#### Dataset items
►

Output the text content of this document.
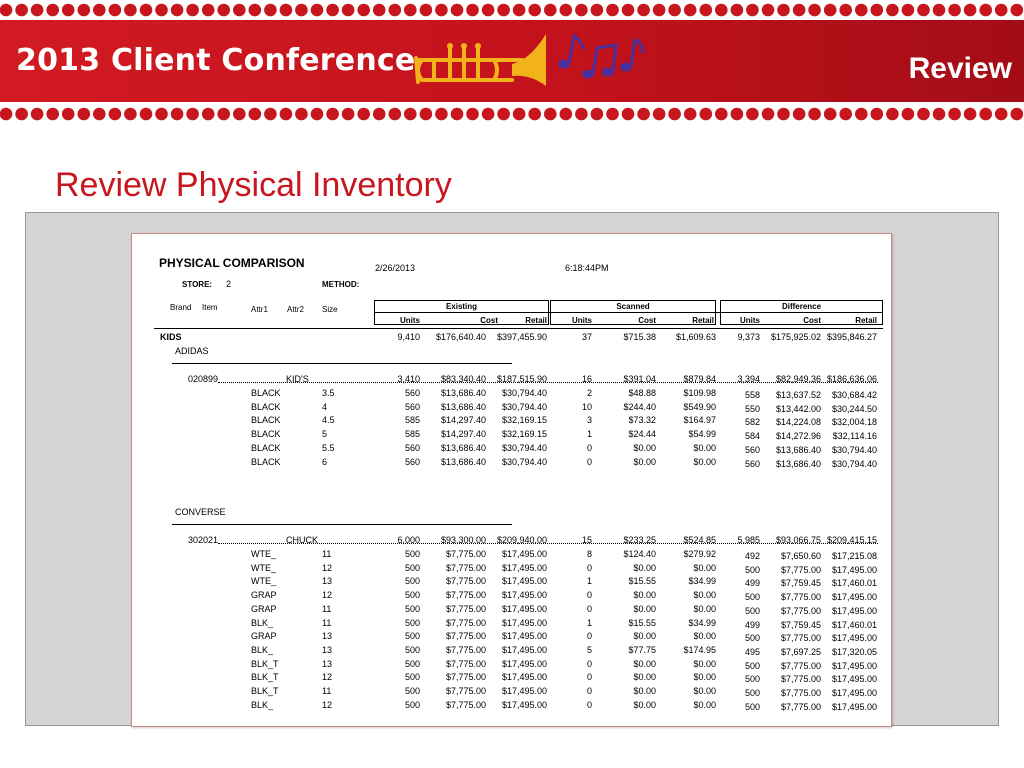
2013 Client Conference	Review
Review Physical Inventory
PHYSICAL COMPARISON	2/26/2013	6:18:44PM
STORE: 2	METHOD:
Brand Item	Attr1 Attr2 Size	Existing	Scanned	Difference
Units	Cost	Retail	Units	Cost	Retail	Units	Cost	Retail
KIDS	9,410	$176,640.40 $397,455.90	37	$715.38	$1,609.63	9,373	$175,925.02 $395,846.27
ADIDAS
020899	KID'S	3,410	$83,340.40 $187,515.90	16	$391.04	$879.84	3,394	$82,949.36 $186,636.06
BLACK	3.5	560	$13,686.40	$30,794.40	2	$48.88	$109.98	558	$13,637.52	$30,684.42
BLACK	4	560	$13,686.40	$30,794.40	10	$244.40	$549.90	550	$13,442.00	$30,244.50
BLACK	4.5	585	$14,297.40	$32,169.15	3	$73.32	$164.97	582	$14,224.08	$32,004.18
BLACK	5	585	$14,297.40	$32,169.15	1	$24.44	$54.99	584	$14,272.96	$32,114.16
BLACK	5.5	560	$13,686.40	$30,794.40	0	$0.00	$0.00	560	$13,686.40	$30,794.40
BLACK	6	560	$13,686.40	$30,794.40	0	$0.00	$0.00	560	$13,686.40	$30,794.40
CONVERSE
302021	CHUCK	6,000	$93,300.00 $209,940.00	15	$233.25	$524.85	5,985	$93,066.75 $209,415.15
WTE_	11	500	$7,775.00	$17,495.00	8	$124.40	$279.92	492	$7,650.60	$17,215.08
WTE_	12	500	$7,775.00	$17,495.00	0	$0.00	$0.00	500	$7,775.00	$17,495.00
WTE_	13	500	$7,775.00	$17,495.00	1	$15.55	$34.99	499	$7,759.45	$17,460.01
GRAP	12	500	$7,775.00	$17,495.00	0	$0.00	$0.00	500	$7,775.00	$17,495.00
GRAP	11	500	$7,775.00	$17,495.00	0	$0.00	$0.00	500	$7,775.00	$17,495.00
BLK_	11	500	$7,775.00	$17,495.00	1	$15.55	$34.99	499	$7,759.45	$17,460.01
GRAP	13	500	$7,775.00	$17,495.00	0	$0.00	$0.00	500	$7,775.00	$17,495.00
BLK_	13	500	$7,775.00	$17,495.00	5	$77.75	$174.95	495	$7,697.25	$17,320.05
BLK_T	13	500	$7,775.00	$17,495.00	0	$0.00	$0.00	500	$7,775.00	$17,495.00
BLK_T	12	500	$7,775.00	$17,495.00	0	$0.00	$0.00	500	$7,775.00	$17,495.00
BLK_T	11	500	$7,775.00	$17,495.00	0	$0.00	$0.00	500	$7,775.00	$17,495.00
BLK_	12	500	$7,775.00	$17,495.00	0	$0.00	$0.00	500	$7,775.00	$17,495.00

◄

#### Short exercise
Gather, from the listing above, every line carrying the word "BLACK".

#### Expected output
BLACK	3.5	560	$13,686.40	$30,794.40	2	$48.88	$109.98	558	$13,637.52	$30,684.42
BLACK	4	560	$13,686.40	$30,794.40	10	$244.40	$549.90	550	$13,442.00	$30,244.50
BLACK	4.5	585	$14,297.40	$32,169.15	3	$73.32	$164.97	582	$14,224.08	$32,004.18
BLACK	5	585	$14,297.40	$32,169.15	1	$24.44	$54.99	584	$14,272.96	$32,114.16
BLACK	5.5	560	$13,686.40	$30,794.40	0	$0.00	$0.00	560	$13,686.40	$30,794.40
BLACK	6	560	$13,686.40	$30,794.40	0	$0.00	$0.00	560	$13,686.40	$30,794.40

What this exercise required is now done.